_THE PROBLEM_
From the entries below, copy out every line with "term" in it.

— Begin —

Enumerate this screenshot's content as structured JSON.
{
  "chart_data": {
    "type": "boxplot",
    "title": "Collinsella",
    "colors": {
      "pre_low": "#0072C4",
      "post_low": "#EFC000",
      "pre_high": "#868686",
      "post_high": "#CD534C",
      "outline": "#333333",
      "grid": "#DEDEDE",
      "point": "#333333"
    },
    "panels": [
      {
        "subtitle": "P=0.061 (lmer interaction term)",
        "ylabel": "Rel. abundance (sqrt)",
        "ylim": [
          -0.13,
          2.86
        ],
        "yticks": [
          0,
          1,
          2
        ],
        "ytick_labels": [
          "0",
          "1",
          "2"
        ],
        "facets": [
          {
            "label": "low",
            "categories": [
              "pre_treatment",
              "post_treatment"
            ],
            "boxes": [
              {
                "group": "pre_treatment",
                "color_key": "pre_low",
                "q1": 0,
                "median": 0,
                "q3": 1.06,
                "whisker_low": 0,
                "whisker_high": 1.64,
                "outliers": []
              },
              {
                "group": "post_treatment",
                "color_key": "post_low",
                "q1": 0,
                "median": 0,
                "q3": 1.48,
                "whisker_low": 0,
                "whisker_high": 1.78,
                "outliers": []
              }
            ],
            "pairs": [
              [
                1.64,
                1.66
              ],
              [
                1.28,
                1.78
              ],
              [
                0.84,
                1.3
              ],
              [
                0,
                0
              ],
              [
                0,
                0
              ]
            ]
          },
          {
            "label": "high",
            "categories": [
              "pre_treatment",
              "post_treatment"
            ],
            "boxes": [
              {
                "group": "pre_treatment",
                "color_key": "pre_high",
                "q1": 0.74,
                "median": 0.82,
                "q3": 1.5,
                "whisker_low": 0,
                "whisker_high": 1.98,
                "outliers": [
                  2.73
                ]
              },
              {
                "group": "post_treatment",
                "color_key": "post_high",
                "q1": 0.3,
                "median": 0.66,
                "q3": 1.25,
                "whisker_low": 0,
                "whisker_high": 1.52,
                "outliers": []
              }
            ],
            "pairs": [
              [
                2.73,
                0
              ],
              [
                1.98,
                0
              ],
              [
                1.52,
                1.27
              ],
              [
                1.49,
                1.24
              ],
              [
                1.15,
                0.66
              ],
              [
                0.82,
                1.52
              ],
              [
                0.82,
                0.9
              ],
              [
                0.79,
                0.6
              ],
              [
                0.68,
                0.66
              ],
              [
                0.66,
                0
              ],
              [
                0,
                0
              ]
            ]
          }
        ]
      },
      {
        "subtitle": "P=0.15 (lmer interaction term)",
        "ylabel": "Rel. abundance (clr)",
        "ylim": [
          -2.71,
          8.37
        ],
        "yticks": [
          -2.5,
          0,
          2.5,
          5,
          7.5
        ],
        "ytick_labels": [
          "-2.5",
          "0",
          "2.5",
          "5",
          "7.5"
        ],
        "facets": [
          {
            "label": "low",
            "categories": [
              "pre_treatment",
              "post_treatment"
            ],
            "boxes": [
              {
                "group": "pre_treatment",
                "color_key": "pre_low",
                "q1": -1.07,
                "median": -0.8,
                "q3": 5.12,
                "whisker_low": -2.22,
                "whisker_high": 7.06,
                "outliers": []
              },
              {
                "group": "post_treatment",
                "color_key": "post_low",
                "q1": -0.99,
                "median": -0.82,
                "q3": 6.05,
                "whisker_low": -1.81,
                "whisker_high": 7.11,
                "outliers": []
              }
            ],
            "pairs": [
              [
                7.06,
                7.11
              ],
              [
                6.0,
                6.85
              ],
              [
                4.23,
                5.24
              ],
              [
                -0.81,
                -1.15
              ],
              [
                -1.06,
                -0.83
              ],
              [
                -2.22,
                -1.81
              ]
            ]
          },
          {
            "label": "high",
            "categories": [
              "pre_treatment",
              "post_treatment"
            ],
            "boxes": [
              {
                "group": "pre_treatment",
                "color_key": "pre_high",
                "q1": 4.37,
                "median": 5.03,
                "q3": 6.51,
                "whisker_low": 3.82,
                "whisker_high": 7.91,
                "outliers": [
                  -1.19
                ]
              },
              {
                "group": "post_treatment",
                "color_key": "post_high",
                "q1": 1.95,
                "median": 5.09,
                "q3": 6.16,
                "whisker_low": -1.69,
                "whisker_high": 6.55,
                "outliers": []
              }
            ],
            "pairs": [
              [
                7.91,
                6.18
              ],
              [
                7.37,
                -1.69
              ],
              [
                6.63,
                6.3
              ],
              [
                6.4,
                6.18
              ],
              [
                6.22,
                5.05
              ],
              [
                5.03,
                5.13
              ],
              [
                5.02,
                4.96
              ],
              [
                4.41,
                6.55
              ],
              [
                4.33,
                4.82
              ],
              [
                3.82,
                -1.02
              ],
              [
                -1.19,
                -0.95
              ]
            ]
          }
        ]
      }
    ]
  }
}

— End —

_TASK SOLUTION_
        "subtitle": "P=0.061 (lmer interaction term)",
        "subtitle": "P=0.15 (lmer interaction term)",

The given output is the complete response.